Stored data
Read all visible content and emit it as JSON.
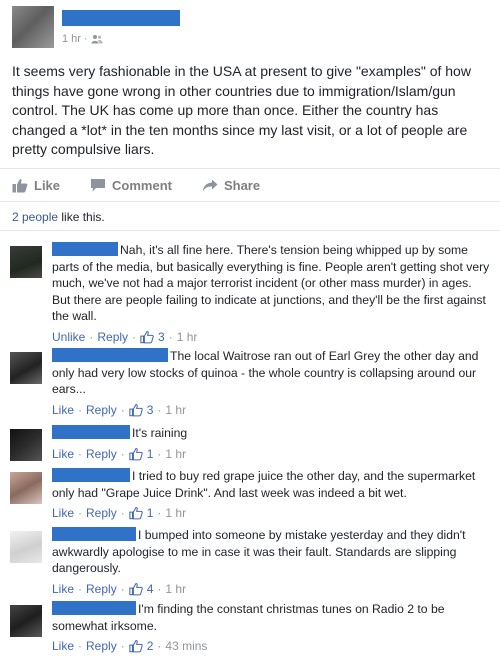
{
  "post": {
    "time": "1 hr",
    "body": "It seems very fashionable in the USA at present to give \"examples\" of how things have gone wrong in other countries due to immigration/Islam/gun control. The UK has come up more than once. Either the country has changed a *lot* in the ten months since my last visit, or a lot of people are pretty compulsive liars.",
    "actions": {
      "like": "Like",
      "comment": "Comment",
      "share": "Share"
    },
    "likes_count_text": "2 people",
    "likes_suffix": " like this."
  },
  "comments": [
    {
      "text": "Nah, it's all fine here. There's tension being whipped up by some parts of the media, but basically everything is fine. People aren't getting shot very much, we've not had a major terrorist incident (or other mass murder) in ages. But there are people failing to indicate at junctions, and they'll be the first against the wall.",
      "like_label": "Unlike",
      "reply_label": "Reply",
      "likes": "3",
      "time": "1 hr"
    },
    {
      "text": "The local Waitrose ran out of Earl Grey the other day and only had very low stocks of quinoa - the whole country is collapsing around our ears...",
      "like_label": "Like",
      "reply_label": "Reply",
      "likes": "3",
      "time": "1 hr"
    },
    {
      "text": "It's raining",
      "like_label": "Like",
      "reply_label": "Reply",
      "likes": "1",
      "time": "1 hr"
    },
    {
      "text": "I tried to buy red grape juice the other day, and the supermarket only had \"Grape Juice Drink\". And last week was indeed a bit wet.",
      "like_label": "Like",
      "reply_label": "Reply",
      "likes": "1",
      "time": "1 hr"
    },
    {
      "text": "I bumped into someone by mistake yesterday and they didn't awkwardly apologise to me in case it was their fault. Standards are slipping dangerously.",
      "like_label": "Like",
      "reply_label": "Reply",
      "likes": "4",
      "time": "1 hr"
    },
    {
      "text": "I'm finding the constant christmas tunes on Radio 2 to be somewhat irksome.",
      "like_label": "Like",
      "reply_label": "Reply",
      "likes": "2",
      "time": "43 mins"
    }
  ],
  "colors": {
    "link": "#4267b2",
    "redaction": "#2f72c8",
    "meta": "#90949c"
  }
}
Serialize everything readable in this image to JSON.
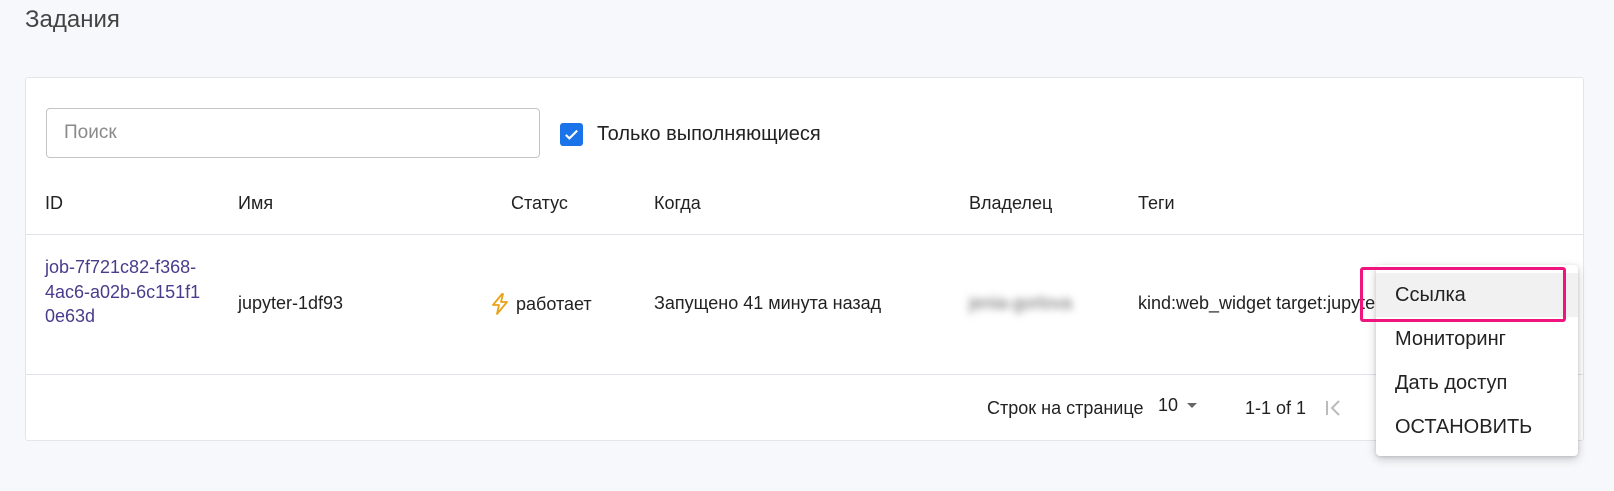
{
  "page": {
    "title": "Задания"
  },
  "filters": {
    "search_placeholder": "Поиск",
    "search_value": "",
    "only_running_label": "Только выполняющиеся",
    "only_running_checked": true
  },
  "table": {
    "headers": {
      "id": "ID",
      "name": "Имя",
      "status": "Статус",
      "when": "Когда",
      "owner": "Владелец",
      "tags": "Теги"
    },
    "rows": [
      {
        "id": "job-7f721c82-f368-4ac6-a02b-6c151f10e63d",
        "name": "jupyter-1df93",
        "status": "работает",
        "status_icon": "lightning-icon",
        "when": "Запущено 41 минута назад",
        "owner": "jenia-gorlova",
        "tags": "kind:web_widget target:jupyter"
      }
    ]
  },
  "pagination": {
    "rows_per_page_label": "Строк на странице",
    "rows_per_page_value": "10",
    "range_label": "1-1 of 1"
  },
  "context_menu": {
    "items": [
      "Ссылка",
      "Мониторинг",
      "Дать доступ",
      "ОСТАНОВИТЬ"
    ],
    "highlighted_index": 0
  },
  "colors": {
    "accent": "#1a73e8",
    "link": "#4a3b8c",
    "highlight": "#f0157e",
    "status_icon": "#e8a317"
  }
}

What to do ▸ The records above need to be given again exactly. Omit the pictures.

Response to this task ▸
Read all visible content and emit it as JSON.
{
  "post": {
    "time": "1 hr",
    "body": "It seems very fashionable in the USA at present to give \"examples\" of how things have gone wrong in other countries due to immigration/Islam/gun control. The UK has come up more than once. Either the country has changed a *lot* in the ten months since my last visit, or a lot of people are pretty compulsive liars.",
    "actions": {
      "like": "Like",
      "comment": "Comment",
      "share": "Share"
    },
    "likes_count_text": "2 people",
    "likes_suffix": " like this."
  },
  "comments": [
    {
      "text": "Nah, it's all fine here. There's tension being whipped up by some parts of the media, but basically everything is fine. People aren't getting shot very much, we've not had a major terrorist incident (or other mass murder) in ages. But there are people failing to indicate at junctions, and they'll be the first against the wall.",
      "like_label": "Unlike",
      "reply_label": "Reply",
      "likes": "3",
      "time": "1 hr"
    },
    {
      "text": "The local Waitrose ran out of Earl Grey the other day and only had very low stocks of quinoa - the whole country is collapsing around our ears...",
      "like_label": "Like",
      "reply_label": "Reply",
      "likes": "3",
      "time": "1 hr"
    },
    {
      "text": "It's raining",
      "like_label": "Like",
      "reply_label": "Reply",
      "likes": "1",
      "time": "1 hr"
    },
    {
      "text": "I tried to buy red grape juice the other day, and the supermarket only had \"Grape Juice Drink\". And last week was indeed a bit wet.",
      "like_label": "Like",
      "reply_label": "Reply",
      "likes": "1",
      "time": "1 hr"
    },
    {
      "text": "I bumped into someone by mistake yesterday and they didn't awkwardly apologise to me in case it was their fault. Standards are slipping dangerously.",
      "like_label": "Like",
      "reply_label": "Reply",
      "likes": "4",
      "time": "1 hr"
    },
    {
      "text": "I'm finding the constant christmas tunes on Radio 2 to be somewhat irksome.",
      "like_label": "Like",
      "reply_label": "Reply",
      "likes": "2",
      "time": "43 mins"
    }
  ],
  "colors": {
    "link": "#4267b2",
    "redaction": "#2f72c8",
    "meta": "#90949c"
  }
}
Serialize everything readable in this image to JSON.
{
  "page": {
    "title": "Задания"
  },
  "filters": {
    "search_placeholder": "Поиск",
    "search_value": "",
    "only_running_label": "Только выполняющиеся",
    "only_running_checked": true
  },
  "table": {
    "headers": {
      "id": "ID",
      "name": "Имя",
      "status": "Статус",
      "when": "Когда",
      "owner": "Владелец",
      "tags": "Теги"
    },
    "rows": [
      {
        "id": "job-7f721c82-f368-4ac6-a02b-6c151f10e63d",
        "name": "jupyter-1df93",
        "status": "работает",
        "status_icon": "lightning-icon",
        "when": "Запущено 41 минута назад",
        "owner": "jenia-gorlova",
        "tags": "kind:web_widget target:jupyter"
      }
    ]
  },
  "pagination": {
    "rows_per_page_label": "Строк на странице",
    "rows_per_page_value": "10",
    "range_label": "1-1 of 1"
  },
  "context_menu": {
    "items": [
      "Ссылка",
      "Мониторинг",
      "Дать доступ",
      "ОСТАНОВИТЬ"
    ],
    "highlighted_index": 0
  },
  "colors": {
    "accent": "#1a73e8",
    "link": "#4a3b8c",
    "highlight": "#f0157e",
    "status_icon": "#e8a317"
  }
}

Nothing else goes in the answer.